THE EXERCISE:
Transcribe the listing in full, excluding any pictures.

ENTRIES PROVIDED:
'''

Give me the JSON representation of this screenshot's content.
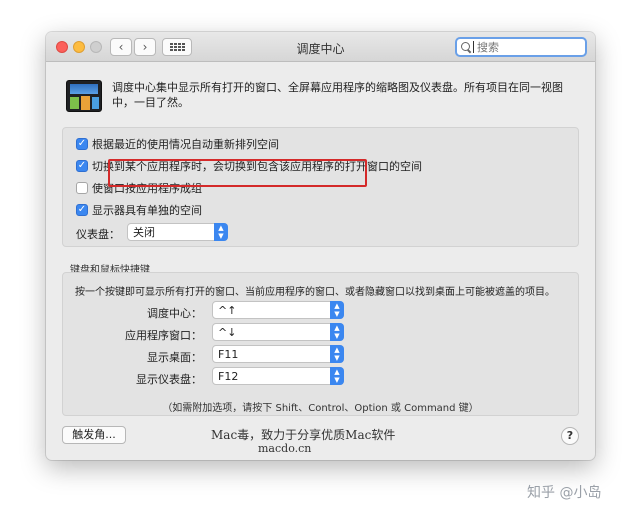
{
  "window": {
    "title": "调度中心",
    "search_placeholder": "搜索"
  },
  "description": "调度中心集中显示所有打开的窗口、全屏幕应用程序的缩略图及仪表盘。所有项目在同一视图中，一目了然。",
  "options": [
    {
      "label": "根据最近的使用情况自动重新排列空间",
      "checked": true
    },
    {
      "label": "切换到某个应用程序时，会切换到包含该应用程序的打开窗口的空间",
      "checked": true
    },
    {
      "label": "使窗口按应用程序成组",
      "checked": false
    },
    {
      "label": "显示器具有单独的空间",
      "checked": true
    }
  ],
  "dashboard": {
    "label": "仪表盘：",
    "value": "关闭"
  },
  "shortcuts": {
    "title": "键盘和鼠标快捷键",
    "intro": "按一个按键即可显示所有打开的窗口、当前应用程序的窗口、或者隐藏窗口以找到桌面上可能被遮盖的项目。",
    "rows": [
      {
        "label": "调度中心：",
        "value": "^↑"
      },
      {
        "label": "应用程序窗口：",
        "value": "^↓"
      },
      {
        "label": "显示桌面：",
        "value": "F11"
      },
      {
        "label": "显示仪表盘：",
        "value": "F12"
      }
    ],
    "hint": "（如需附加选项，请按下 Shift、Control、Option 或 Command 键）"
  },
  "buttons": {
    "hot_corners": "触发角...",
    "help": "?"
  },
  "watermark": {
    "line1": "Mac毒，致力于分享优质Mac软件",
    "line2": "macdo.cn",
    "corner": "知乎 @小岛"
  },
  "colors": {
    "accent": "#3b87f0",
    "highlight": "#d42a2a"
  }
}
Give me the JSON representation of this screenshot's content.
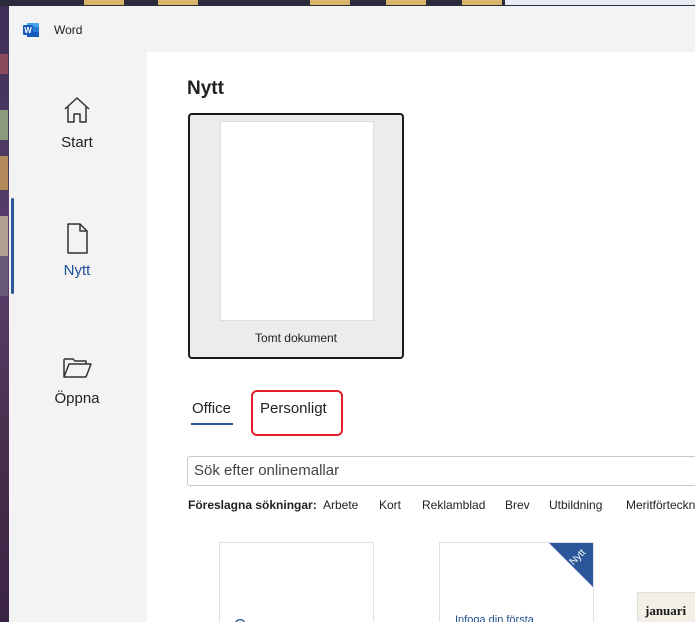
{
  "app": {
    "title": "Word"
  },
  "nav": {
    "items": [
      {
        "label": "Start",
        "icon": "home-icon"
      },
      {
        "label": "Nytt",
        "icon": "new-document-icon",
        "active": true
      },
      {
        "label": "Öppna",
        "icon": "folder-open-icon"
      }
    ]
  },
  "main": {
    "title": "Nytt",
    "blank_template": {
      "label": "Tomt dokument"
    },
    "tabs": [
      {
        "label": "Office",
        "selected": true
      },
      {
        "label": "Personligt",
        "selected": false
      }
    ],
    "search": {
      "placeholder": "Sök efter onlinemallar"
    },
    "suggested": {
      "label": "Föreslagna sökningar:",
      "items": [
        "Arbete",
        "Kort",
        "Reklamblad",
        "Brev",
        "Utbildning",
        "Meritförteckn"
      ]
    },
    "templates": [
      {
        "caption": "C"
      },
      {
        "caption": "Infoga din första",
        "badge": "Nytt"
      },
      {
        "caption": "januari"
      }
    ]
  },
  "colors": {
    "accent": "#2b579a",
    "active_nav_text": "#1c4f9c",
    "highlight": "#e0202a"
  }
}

'''

WRITTEN RESPONSE:
Give me the JSON representation of this screenshot's content.
{
  "window": {
    "title": "调度中心",
    "search_placeholder": "搜索"
  },
  "description": "调度中心集中显示所有打开的窗口、全屏幕应用程序的缩略图及仪表盘。所有项目在同一视图中，一目了然。",
  "options": [
    {
      "label": "根据最近的使用情况自动重新排列空间",
      "checked": true
    },
    {
      "label": "切换到某个应用程序时，会切换到包含该应用程序的打开窗口的空间",
      "checked": true
    },
    {
      "label": "使窗口按应用程序成组",
      "checked": false
    },
    {
      "label": "显示器具有单独的空间",
      "checked": true
    }
  ],
  "dashboard": {
    "label": "仪表盘：",
    "value": "关闭"
  },
  "shortcuts": {
    "title": "键盘和鼠标快捷键",
    "intro": "按一个按键即可显示所有打开的窗口、当前应用程序的窗口、或者隐藏窗口以找到桌面上可能被遮盖的项目。",
    "rows": [
      {
        "label": "调度中心：",
        "value": "^↑"
      },
      {
        "label": "应用程序窗口：",
        "value": "^↓"
      },
      {
        "label": "显示桌面：",
        "value": "F11"
      },
      {
        "label": "显示仪表盘：",
        "value": "F12"
      }
    ],
    "hint": "（如需附加选项，请按下 Shift、Control、Option 或 Command 键）"
  },
  "buttons": {
    "hot_corners": "触发角...",
    "help": "?"
  },
  "watermark": {
    "line1": "Mac毒，致力于分享优质Mac软件",
    "line2": "macdo.cn",
    "corner": "知乎 @小岛"
  },
  "colors": {
    "accent": "#3b87f0",
    "highlight": "#d42a2a"
  }
}
Give me the JSON representation of this screenshot's content.
{
  "app": {
    "title": "Word"
  },
  "nav": {
    "items": [
      {
        "label": "Start",
        "icon": "home-icon"
      },
      {
        "label": "Nytt",
        "icon": "new-document-icon",
        "active": true
      },
      {
        "label": "Öppna",
        "icon": "folder-open-icon"
      }
    ]
  },
  "main": {
    "title": "Nytt",
    "blank_template": {
      "label": "Tomt dokument"
    },
    "tabs": [
      {
        "label": "Office",
        "selected": true
      },
      {
        "label": "Personligt",
        "selected": false
      }
    ],
    "search": {
      "placeholder": "Sök efter onlinemallar"
    },
    "suggested": {
      "label": "Föreslagna sökningar:",
      "items": [
        "Arbete",
        "Kort",
        "Reklamblad",
        "Brev",
        "Utbildning",
        "Meritförteckn"
      ]
    },
    "templates": [
      {
        "caption": "C"
      },
      {
        "caption": "Infoga din första",
        "badge": "Nytt"
      },
      {
        "caption": "januari"
      }
    ]
  },
  "colors": {
    "accent": "#2b579a",
    "active_nav_text": "#1c4f9c",
    "highlight": "#e0202a"
  }
}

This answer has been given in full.